[INSTRUCTIONS TO FOLLOW]
In the entries below, find the lines with the word "name" and copy them.

[PROVIDED MATERIAL]
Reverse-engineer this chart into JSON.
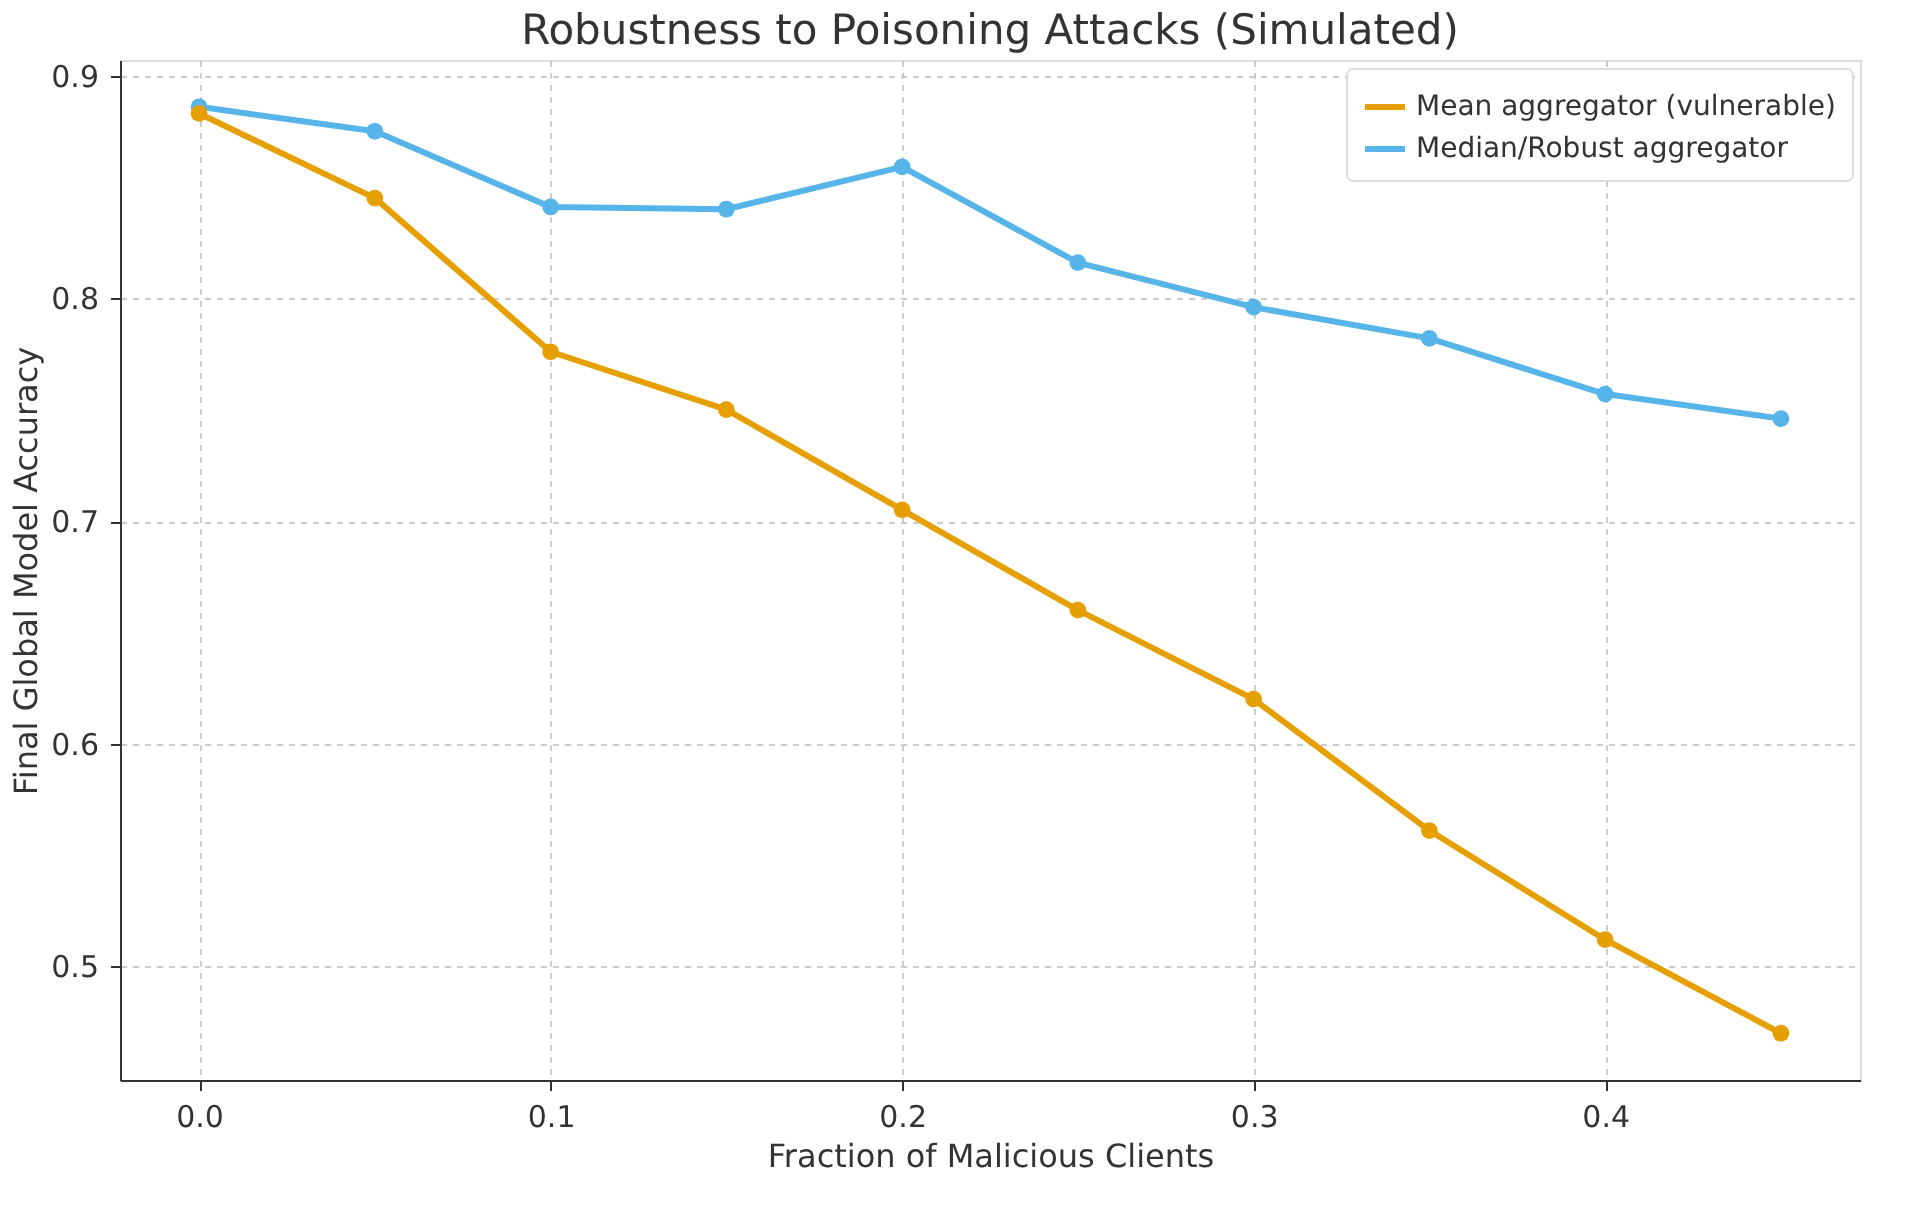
{
  "chart_data": {
    "type": "line",
    "title": "Robustness to Poisoning Attacks (Simulated)",
    "xlabel": "Fraction of Malicious Clients",
    "ylabel": "Final Global Model Accuracy",
    "x": [
      0.0,
      0.05,
      0.1,
      0.15,
      0.2,
      0.25,
      0.3,
      0.35,
      0.4,
      0.45
    ],
    "series": [
      {
        "name": "Mean aggregator (vulnerable)",
        "color": "#e69f00",
        "values": [
          0.883,
          0.845,
          0.776,
          0.75,
          0.705,
          0.66,
          0.62,
          0.561,
          0.512,
          0.47
        ]
      },
      {
        "name": "Median/Robust aggregator",
        "color": "#56b4e9",
        "values": [
          0.886,
          0.875,
          0.841,
          0.84,
          0.859,
          0.816,
          0.796,
          0.782,
          0.757,
          0.746
        ]
      }
    ],
    "xlim": [
      -0.0225,
      0.4725
    ],
    "ylim": [
      0.449,
      0.907
    ],
    "xticks": [
      {
        "value": 0,
        "label": "0.0"
      },
      0.1,
      0.2,
      0.3,
      0.4
    ],
    "yticks": [
      0.5,
      0.6,
      0.7,
      0.8,
      0.9
    ],
    "grid": true,
    "legend": "top right",
    "marker": "circle",
    "line_style": "solid"
  }
}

[RESPONSE TO THE TASK]
        "name": "Mean aggregator (vulnerable)",
        "name": "Median/Robust aggregator",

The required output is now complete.